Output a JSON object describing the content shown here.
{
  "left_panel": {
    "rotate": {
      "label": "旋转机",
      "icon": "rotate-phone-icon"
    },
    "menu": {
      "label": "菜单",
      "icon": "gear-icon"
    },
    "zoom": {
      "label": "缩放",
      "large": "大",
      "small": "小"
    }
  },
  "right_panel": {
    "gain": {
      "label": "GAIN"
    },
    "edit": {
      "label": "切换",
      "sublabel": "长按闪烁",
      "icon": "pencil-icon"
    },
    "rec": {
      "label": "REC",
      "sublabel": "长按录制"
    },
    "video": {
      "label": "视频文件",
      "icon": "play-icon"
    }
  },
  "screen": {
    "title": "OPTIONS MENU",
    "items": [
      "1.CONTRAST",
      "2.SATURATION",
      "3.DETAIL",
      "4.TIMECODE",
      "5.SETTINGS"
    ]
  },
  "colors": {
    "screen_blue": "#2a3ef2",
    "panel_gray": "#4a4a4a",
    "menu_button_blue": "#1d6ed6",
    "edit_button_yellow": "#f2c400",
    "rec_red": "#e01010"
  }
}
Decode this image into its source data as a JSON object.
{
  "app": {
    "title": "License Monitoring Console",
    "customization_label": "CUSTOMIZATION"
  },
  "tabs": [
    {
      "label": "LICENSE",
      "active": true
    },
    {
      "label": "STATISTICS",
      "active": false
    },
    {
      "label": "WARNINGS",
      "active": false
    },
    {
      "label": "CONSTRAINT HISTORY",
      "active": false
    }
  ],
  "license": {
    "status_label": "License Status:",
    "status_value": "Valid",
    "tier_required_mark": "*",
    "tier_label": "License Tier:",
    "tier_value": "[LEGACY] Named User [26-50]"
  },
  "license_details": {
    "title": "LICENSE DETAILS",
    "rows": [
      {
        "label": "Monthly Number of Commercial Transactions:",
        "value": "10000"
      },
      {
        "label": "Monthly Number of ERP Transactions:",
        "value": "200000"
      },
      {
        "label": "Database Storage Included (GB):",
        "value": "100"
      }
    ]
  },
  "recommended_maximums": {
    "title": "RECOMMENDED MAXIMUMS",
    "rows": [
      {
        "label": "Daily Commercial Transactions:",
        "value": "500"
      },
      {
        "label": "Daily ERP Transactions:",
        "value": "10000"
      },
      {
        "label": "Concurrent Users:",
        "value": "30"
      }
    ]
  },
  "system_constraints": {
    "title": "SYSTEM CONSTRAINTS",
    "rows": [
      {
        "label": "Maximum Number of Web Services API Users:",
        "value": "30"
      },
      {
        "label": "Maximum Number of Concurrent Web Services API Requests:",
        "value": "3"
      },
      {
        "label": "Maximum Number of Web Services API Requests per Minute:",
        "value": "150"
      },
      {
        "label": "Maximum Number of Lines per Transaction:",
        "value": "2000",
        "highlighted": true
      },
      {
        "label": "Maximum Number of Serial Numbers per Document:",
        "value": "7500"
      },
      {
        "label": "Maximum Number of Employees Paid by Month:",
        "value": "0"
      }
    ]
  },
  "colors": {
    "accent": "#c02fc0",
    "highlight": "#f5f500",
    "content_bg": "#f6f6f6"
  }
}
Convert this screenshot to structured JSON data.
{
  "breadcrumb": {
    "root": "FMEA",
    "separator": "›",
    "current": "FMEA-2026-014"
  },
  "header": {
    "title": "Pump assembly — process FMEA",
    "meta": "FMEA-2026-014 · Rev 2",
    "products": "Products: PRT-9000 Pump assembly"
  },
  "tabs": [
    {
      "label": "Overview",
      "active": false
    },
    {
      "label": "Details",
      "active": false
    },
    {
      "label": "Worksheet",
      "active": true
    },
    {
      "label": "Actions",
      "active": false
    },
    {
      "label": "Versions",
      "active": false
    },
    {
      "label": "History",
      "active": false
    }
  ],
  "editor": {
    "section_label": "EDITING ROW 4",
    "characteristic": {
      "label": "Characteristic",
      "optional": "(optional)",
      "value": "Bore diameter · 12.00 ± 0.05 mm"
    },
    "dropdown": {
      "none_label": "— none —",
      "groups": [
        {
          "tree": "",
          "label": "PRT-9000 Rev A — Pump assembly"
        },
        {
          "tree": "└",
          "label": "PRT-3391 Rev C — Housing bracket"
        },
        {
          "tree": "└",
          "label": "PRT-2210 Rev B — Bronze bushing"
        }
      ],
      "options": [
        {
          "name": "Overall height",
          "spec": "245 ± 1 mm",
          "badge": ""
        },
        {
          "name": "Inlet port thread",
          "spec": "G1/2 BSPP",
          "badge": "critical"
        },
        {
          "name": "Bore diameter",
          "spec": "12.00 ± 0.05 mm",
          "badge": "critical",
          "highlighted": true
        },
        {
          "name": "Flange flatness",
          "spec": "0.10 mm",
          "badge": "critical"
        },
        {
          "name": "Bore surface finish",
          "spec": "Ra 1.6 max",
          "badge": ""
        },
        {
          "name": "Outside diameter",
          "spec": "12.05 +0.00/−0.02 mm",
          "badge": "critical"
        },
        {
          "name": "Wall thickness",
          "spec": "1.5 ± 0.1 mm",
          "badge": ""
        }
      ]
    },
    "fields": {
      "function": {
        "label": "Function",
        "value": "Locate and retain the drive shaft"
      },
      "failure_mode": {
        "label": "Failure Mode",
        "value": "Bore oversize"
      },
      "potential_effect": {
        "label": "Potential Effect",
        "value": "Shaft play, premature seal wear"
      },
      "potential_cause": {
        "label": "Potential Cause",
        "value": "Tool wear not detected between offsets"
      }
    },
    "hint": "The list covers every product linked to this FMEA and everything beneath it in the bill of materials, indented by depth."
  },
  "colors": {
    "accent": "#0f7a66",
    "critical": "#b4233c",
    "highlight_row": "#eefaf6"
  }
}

+ + + + + + +

### EXERCISE
Copy out the whole listing, exactly as written.

### RESULT OF THE EXERCISE
Output a JSON object describing the content shown here.
{
  "left_panel": {
    "rotate": {
      "label": "旋转机",
      "icon": "rotate-phone-icon"
    },
    "menu": {
      "label": "菜单",
      "icon": "gear-icon"
    },
    "zoom": {
      "label": "缩放",
      "large": "大",
      "small": "小"
    }
  },
  "right_panel": {
    "gain": {
      "label": "GAIN"
    },
    "edit": {
      "label": "切换",
      "sublabel": "长按闪烁",
      "icon": "pencil-icon"
    },
    "rec": {
      "label": "REC",
      "sublabel": "长按录制"
    },
    "video": {
      "label": "视频文件",
      "icon": "play-icon"
    }
  },
  "screen": {
    "title": "OPTIONS MENU",
    "items": [
      "1.CONTRAST",
      "2.SATURATION",
      "3.DETAIL",
      "4.TIMECODE",
      "5.SETTINGS"
    ]
  },
  "colors": {
    "screen_blue": "#2a3ef2",
    "panel_gray": "#4a4a4a",
    "menu_button_blue": "#1d6ed6",
    "edit_button_yellow": "#f2c400",
    "rec_red": "#e01010"
  }
}
Decode this image into its source data as a JSON object.
{
  "app": {
    "title": "License Monitoring Console",
    "customization_label": "CUSTOMIZATION"
  },
  "tabs": [
    {
      "label": "LICENSE",
      "active": true
    },
    {
      "label": "STATISTICS",
      "active": false
    },
    {
      "label": "WARNINGS",
      "active": false
    },
    {
      "label": "CONSTRAINT HISTORY",
      "active": false
    }
  ],
  "license": {
    "status_label": "License Status:",
    "status_value": "Valid",
    "tier_required_mark": "*",
    "tier_label": "License Tier:",
    "tier_value": "[LEGACY] Named User [26-50]"
  },
  "license_details": {
    "title": "LICENSE DETAILS",
    "rows": [
      {
        "label": "Monthly Number of Commercial Transactions:",
        "value": "10000"
      },
      {
        "label": "Monthly Number of ERP Transactions:",
        "value": "200000"
      },
      {
        "label": "Database Storage Included (GB):",
        "value": "100"
      }
    ]
  },
  "recommended_maximums": {
    "title": "RECOMMENDED MAXIMUMS",
    "rows": [
      {
        "label": "Daily Commercial Transactions:",
        "value": "500"
      },
      {
        "label": "Daily ERP Transactions:",
        "value": "10000"
      },
      {
        "label": "Concurrent Users:",
        "value": "30"
      }
    ]
  },
  "system_constraints": {
    "title": "SYSTEM CONSTRAINTS",
    "rows": [
      {
        "label": "Maximum Number of Web Services API Users:",
        "value": "30"
      },
      {
        "label": "Maximum Number of Concurrent Web Services API Requests:",
        "value": "3"
      },
      {
        "label": "Maximum Number of Web Services API Requests per Minute:",
        "value": "150"
      },
      {
        "label": "Maximum Number of Lines per Transaction:",
        "value": "2000",
        "highlighted": true
      },
      {
        "label": "Maximum Number of Serial Numbers per Document:",
        "value": "7500"
      },
      {
        "label": "Maximum Number of Employees Paid by Month:",
        "value": "0"
      }
    ]
  },
  "colors": {
    "accent": "#c02fc0",
    "highlight": "#f5f500",
    "content_bg": "#f6f6f6"
  }
}
Convert this screenshot to structured JSON data.
{
  "breadcrumb": {
    "root": "FMEA",
    "separator": "›",
    "current": "FMEA-2026-014"
  },
  "header": {
    "title": "Pump assembly — process FMEA",
    "meta": "FMEA-2026-014 · Rev 2",
    "products": "Products: PRT-9000 Pump assembly"
  },
  "tabs": [
    {
      "label": "Overview",
      "active": false
    },
    {
      "label": "Details",
      "active": false
    },
    {
      "label": "Worksheet",
      "active": true
    },
    {
      "label": "Actions",
      "active": false
    },
    {
      "label": "Versions",
      "active": false
    },
    {
      "label": "History",
      "active": false
    }
  ],
  "editor": {
    "section_label": "EDITING ROW 4",
    "characteristic": {
      "label": "Characteristic",
      "optional": "(optional)",
      "value": "Bore diameter · 12.00 ± 0.05 mm"
    },
    "dropdown": {
      "none_label": "— none —",
      "groups": [
        {
          "tree": "",
          "label": "PRT-9000 Rev A — Pump assembly"
        },
        {
          "tree": "└",
          "label": "PRT-3391 Rev C — Housing bracket"
        },
        {
          "tree": "└",
          "label": "PRT-2210 Rev B — Bronze bushing"
        }
      ],
      "options": [
        {
          "name": "Overall height",
          "spec": "245 ± 1 mm",
          "badge": ""
        },
        {
          "name": "Inlet port thread",
          "spec": "G1/2 BSPP",
          "badge": "critical"
        },
        {
          "name": "Bore diameter",
          "spec": "12.00 ± 0.05 mm",
          "badge": "critical",
          "highlighted": true
        },
        {
          "name": "Flange flatness",
          "spec": "0.10 mm",
          "badge": "critical"
        },
        {
          "name": "Bore surface finish",
          "spec": "Ra 1.6 max",
          "badge": ""
        },
        {
          "name": "Outside diameter",
          "spec": "12.05 +0.00/−0.02 mm",
          "badge": "critical"
        },
        {
          "name": "Wall thickness",
          "spec": "1.5 ± 0.1 mm",
          "badge": ""
        }
      ]
    },
    "fields": {
      "function": {
        "label": "Function",
        "value": "Locate and retain the drive shaft"
      },
      "failure_mode": {
        "label": "Failure Mode",
        "value": "Bore oversize"
      },
      "potential_effect": {
        "label": "Potential Effect",
        "value": "Shaft play, premature seal wear"
      },
      "potential_cause": {
        "label": "Potential Cause",
        "value": "Tool wear not detected between offsets"
      }
    },
    "hint": "The list covers every product linked to this FMEA and everything beneath it in the bill of materials, indented by depth."
  },
  "colors": {
    "accent": "#0f7a66",
    "critical": "#b4233c",
    "highlight_row": "#eefaf6"
  }
}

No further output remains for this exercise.